### [Soal Tertulis A]
Terjemahkan kalimat dari artikel tentang pupuk bersubsidi berikut ke dalam bahasa Inggris: "Petani yang berhak membeli pupuk bersubsidi harus tergabung dalam kelompok tani dan mengusahakan lahan tidak lebih dari dua hektare."
### [Soal Tertulis B]
Tulis kembali seluruh baris dalam daftar di bawah dengan mengganti "point" menjadi "marker" tanpa mengubah bagian lain. Jangan sertakan gambar dalam jawaban.

#### Kutipan Halaman

SEMARANG, JAKARTAMU.COM | Penyelewengan pupuk bersubsidi kembali menjadi sorotan serius di Kabupaten Semarang, Jawa Tengah. Kepala Kejaksaan Negeri (Kajari) Kabupaten Semarang, Ismail Fahmi, secara terbuka membeberkan sejumlah modus yang kerap terjadi dalam distribusi pupuk subsidi dalam Rapat Koordinasi Kebijakan Pupuk Bersubsidi 2025 yang digelar di Gedung Dharma Satya, Kompleks Kantor Bupati Semarang, Ungaran, Rabu (7/5/2025) siang.
Rapat koordinasi yang diselenggarakan oleh Bagian Perekonomian dan SDA Setda Kabupaten Semarang itu dihadiri puluhan peserta dari berbagai unsur, termasuk pengecer dan distributor pupuk, perwakilan PT Pupuk Indonesia Regional 2 Jawa Tengah, Dinas Pertanian dan Perkebunan Jawa Tengah, serta Dispertanikap Kabupaten Semarang.
Pelaksana tugas (Plt) Asisten Ekonomi dan Pembangunan Setda Kabupaten Semarang, Tri Martono, mewakili Sekda Djarot Supriyoto, membuka rapat tersebut dan memaparkan kebijakan pupuk subsidi untuk tahun 2025. Ia menjelaskan bahwa Kabupaten Semarang mendapatkan alokasi 11 juta kilogram pupuk NPK dan 15,5 juta kilogram pupuk Urea, dengan HET masing-masing Rp2.300/kg untuk NPK dan Rp2.250/kg untuk Urea.
Petani yang berhak membeli pupuk bersubsidi harus tergabung dalam kelompok tani dan mengusahakan lahan tidak lebih dari dua hektare. Adapun komoditas yang menjadi prioritas alokasi pupuk subsidi meliputi padi, jagung, kedelai, cabai, bawang merah, bawang putih, kopi, dan tebu. Distribusi terbesar berada di wilayah Pringapus, sementara Getasan menjadi wilayah dengan alokasi paling kecil.
Ancaman Pidana bagi Pelaku
Dalam sesi pengarahan, Kajari Ismail Fahmi menyampaikan kekhawatirannya terkait praktik penyelewengan yang telah berulang kali terjadi. Ia menegaskan bahwa korupsi pupuk bersubsidi merupakan pelanggaran serius yang langsung menyentuh kehidupan para petani kecil.

########
#### Catatan Data

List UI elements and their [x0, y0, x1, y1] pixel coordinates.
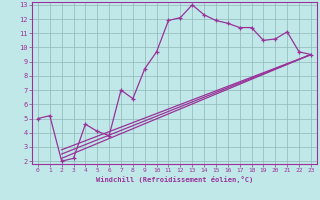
X-axis label: Windchill (Refroidissement éolien,°C): Windchill (Refroidissement éolien,°C) — [96, 176, 253, 183]
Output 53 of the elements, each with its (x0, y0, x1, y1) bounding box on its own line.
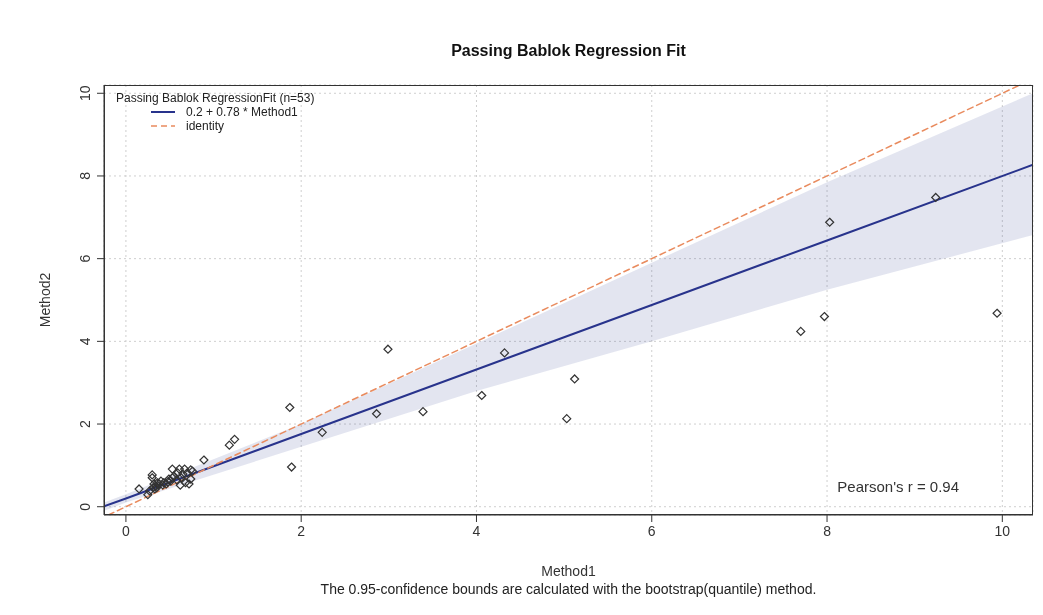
text: The 0.95-confidence bounds are calculated with the bootstrap(quantile) method. (319, 581, 818, 597)
point (992, 308, 1002, 318)
point (180, 464, 190, 474)
y-tick-label: 2 (77, 419, 93, 428)
point (562, 414, 572, 424)
x-tick-label: 10 (994, 522, 1011, 539)
point (199, 455, 209, 465)
y-tick-label: 0 (77, 502, 93, 511)
point (182, 468, 192, 478)
point (186, 474, 196, 484)
line-series (104, 163, 1033, 508)
chart-title: Passing Bablok Regression Fit (450, 42, 687, 60)
point (143, 490, 153, 500)
point (383, 344, 393, 354)
x-tick-label: 8 (823, 522, 832, 539)
point (477, 390, 487, 401)
point (285, 402, 295, 413)
legend-title: Passing Bablok RegressionFit (n=53) (116, 91, 315, 105)
y-tick-label: 4 (77, 337, 93, 346)
point (499, 348, 510, 358)
x-axis-title: Method1 (540, 563, 597, 579)
legend-label: 0.2 + 0.78 * Method1 (186, 105, 298, 119)
annotation: Pearson's r = 0.94 (837, 478, 959, 495)
point (167, 464, 177, 474)
y-axis-title: Method2 (37, 272, 53, 328)
point (570, 374, 580, 384)
point (371, 409, 382, 419)
y-tick-label: 6 (77, 254, 93, 263)
point (184, 479, 194, 489)
point (178, 469, 188, 479)
point (796, 326, 806, 337)
point (825, 217, 835, 227)
point (229, 434, 240, 444)
point (176, 473, 186, 483)
point (134, 484, 144, 494)
point (172, 475, 182, 485)
point (144, 486, 155, 496)
x-tick-label: 4 (472, 522, 481, 539)
point (175, 480, 185, 490)
point (931, 192, 941, 203)
x-tick-label: 2 (297, 522, 306, 539)
point (174, 464, 184, 474)
point (819, 311, 830, 322)
y-tick-label: 8 (77, 171, 93, 180)
point (418, 407, 428, 417)
x-tick-label: 0 (122, 522, 131, 539)
x-tick-label: 6 (647, 522, 656, 539)
point (224, 440, 234, 450)
point (180, 478, 191, 488)
y-tick-label: 10 (77, 85, 93, 102)
point (317, 427, 327, 437)
point (286, 462, 297, 472)
legend-label: identity (186, 119, 225, 133)
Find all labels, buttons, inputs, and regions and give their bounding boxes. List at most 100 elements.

########

### [Jawaban Tugas A]
Farmers who are entitled to buy subsidized fertilizer must belong to a farmer group and cultivate no more than two hectares of land.

### [Jawaban Tugas B]
List UI elements and their [x0, y0, x1, y1] pixel coordinates.
X-axis label: Windchill (Refroidissement éolien,°C): Windchill (Refroidissement éolien,°C) — [96, 176, 253, 183]
Output 53 of the elements, each with its (x0, y0, x1, y1) bounding box on its own line.
text: The 0.95-confidence bounds are calculated with the bootstrap(quantile) method. (319, 581, 818, 597)
marker (992, 308, 1002, 318)
marker (180, 464, 190, 474)
y-tick-label: 2 (77, 419, 93, 428)
marker (562, 414, 572, 424)
x-tick-label: 10 (994, 522, 1011, 539)
marker (199, 455, 209, 465)
y-tick-label: 0 (77, 502, 93, 511)
marker (182, 468, 192, 478)
marker (186, 474, 196, 484)
line-series (104, 163, 1033, 508)
chart-title: Passing Bablok Regression Fit (450, 42, 687, 60)
marker (143, 490, 153, 500)
marker (383, 344, 393, 354)
x-tick-label: 8 (823, 522, 832, 539)
marker (477, 390, 487, 401)
marker (285, 402, 295, 413)
legend-title: Passing Bablok RegressionFit (n=53) (116, 91, 315, 105)
y-tick-label: 4 (77, 337, 93, 346)
marker (499, 348, 510, 358)
x-axis-title: Method1 (540, 563, 597, 579)
legend-label: 0.2 + 0.78 * Method1 (186, 105, 298, 119)
annotation: Pearson's r = 0.94 (837, 478, 959, 495)
marker (167, 464, 177, 474)
y-axis-title: Method2 (37, 272, 53, 328)
marker (570, 374, 580, 384)
marker (371, 409, 382, 419)
y-tick-label: 6 (77, 254, 93, 263)
marker (184, 479, 194, 489)
marker (178, 469, 188, 479)
marker (796, 326, 806, 337)
marker (825, 217, 835, 227)
marker (229, 434, 240, 444)
marker (176, 473, 186, 483)
marker (134, 484, 144, 494)
marker (172, 475, 182, 485)
marker (144, 486, 155, 496)
x-tick-label: 4 (472, 522, 481, 539)
marker (175, 480, 185, 490)
marker (931, 192, 941, 203)
x-tick-label: 2 (297, 522, 306, 539)
marker (174, 464, 184, 474)
marker (819, 311, 830, 322)
y-tick-label: 8 (77, 171, 93, 180)
marker (418, 407, 428, 417)
x-tick-label: 0 (122, 522, 131, 539)
x-tick-label: 6 (647, 522, 656, 539)
marker (224, 440, 234, 450)
marker (180, 478, 191, 488)
y-tick-label: 10 (77, 85, 93, 102)
marker (317, 427, 327, 437)
marker (286, 462, 297, 472)
legend-label: identity (186, 119, 225, 133)
Find all labels, buttons, inputs, and regions and give their bounding boxes. List at most 100 elements.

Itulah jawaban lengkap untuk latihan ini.